== Aim of the exercise ==
The entries need to be copied exactly as they stand, images left out.

[Data excerpts]

------------------------------------

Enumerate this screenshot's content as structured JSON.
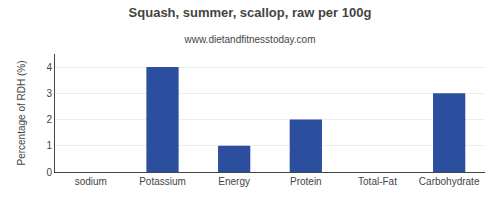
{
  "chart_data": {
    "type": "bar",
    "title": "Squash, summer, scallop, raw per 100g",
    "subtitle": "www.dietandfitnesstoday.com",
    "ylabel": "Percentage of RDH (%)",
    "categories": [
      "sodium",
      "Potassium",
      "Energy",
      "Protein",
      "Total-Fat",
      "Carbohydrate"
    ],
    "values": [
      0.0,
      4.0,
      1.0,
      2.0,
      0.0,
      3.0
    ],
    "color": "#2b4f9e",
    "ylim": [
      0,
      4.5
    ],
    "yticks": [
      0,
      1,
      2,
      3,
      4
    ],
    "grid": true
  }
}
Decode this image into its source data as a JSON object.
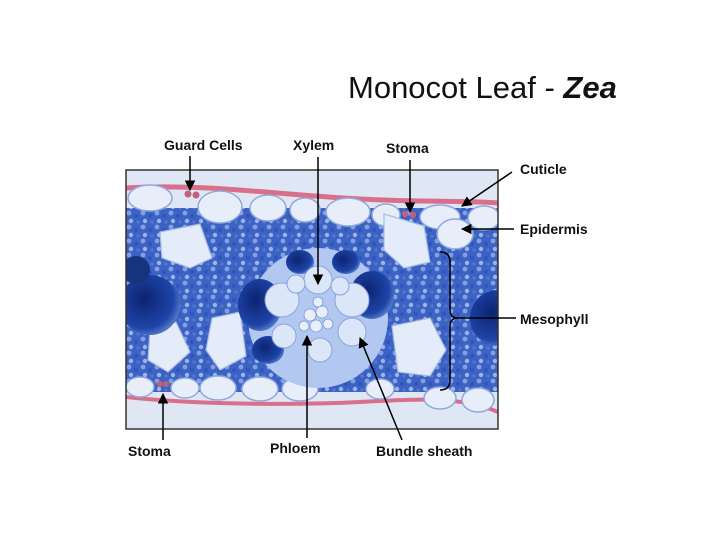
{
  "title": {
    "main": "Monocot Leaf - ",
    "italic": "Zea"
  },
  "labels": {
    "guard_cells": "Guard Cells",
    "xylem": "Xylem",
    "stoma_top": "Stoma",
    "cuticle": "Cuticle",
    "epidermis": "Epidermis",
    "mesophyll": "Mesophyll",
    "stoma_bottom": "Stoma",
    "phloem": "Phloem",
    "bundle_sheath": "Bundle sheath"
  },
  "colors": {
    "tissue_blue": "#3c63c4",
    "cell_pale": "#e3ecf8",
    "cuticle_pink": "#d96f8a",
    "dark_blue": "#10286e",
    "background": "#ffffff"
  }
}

------------------------------------

== Output of the exercise ==
Enumerate this screenshot's content as structured JSON.
{
  "chart_data": {
    "type": "bar",
    "title": "Squash, summer, scallop, raw per 100g",
    "subtitle": "www.dietandfitnesstoday.com",
    "ylabel": "Percentage of RDH (%)",
    "categories": [
      "sodium",
      "Potassium",
      "Energy",
      "Protein",
      "Total-Fat",
      "Carbohydrate"
    ],
    "values": [
      0.0,
      4.0,
      1.0,
      2.0,
      0.0,
      3.0
    ],
    "color": "#2b4f9e",
    "ylim": [
      0,
      4.5
    ],
    "yticks": [
      0,
      1,
      2,
      3,
      4
    ],
    "grid": true
  }
}
Decode this image into its source data as a JSON object.
{
  "title": {
    "main": "Monocot Leaf - ",
    "italic": "Zea"
  },
  "labels": {
    "guard_cells": "Guard Cells",
    "xylem": "Xylem",
    "stoma_top": "Stoma",
    "cuticle": "Cuticle",
    "epidermis": "Epidermis",
    "mesophyll": "Mesophyll",
    "stoma_bottom": "Stoma",
    "phloem": "Phloem",
    "bundle_sheath": "Bundle sheath"
  },
  "colors": {
    "tissue_blue": "#3c63c4",
    "cell_pale": "#e3ecf8",
    "cuticle_pink": "#d96f8a",
    "dark_blue": "#10286e",
    "background": "#ffffff"
  }
}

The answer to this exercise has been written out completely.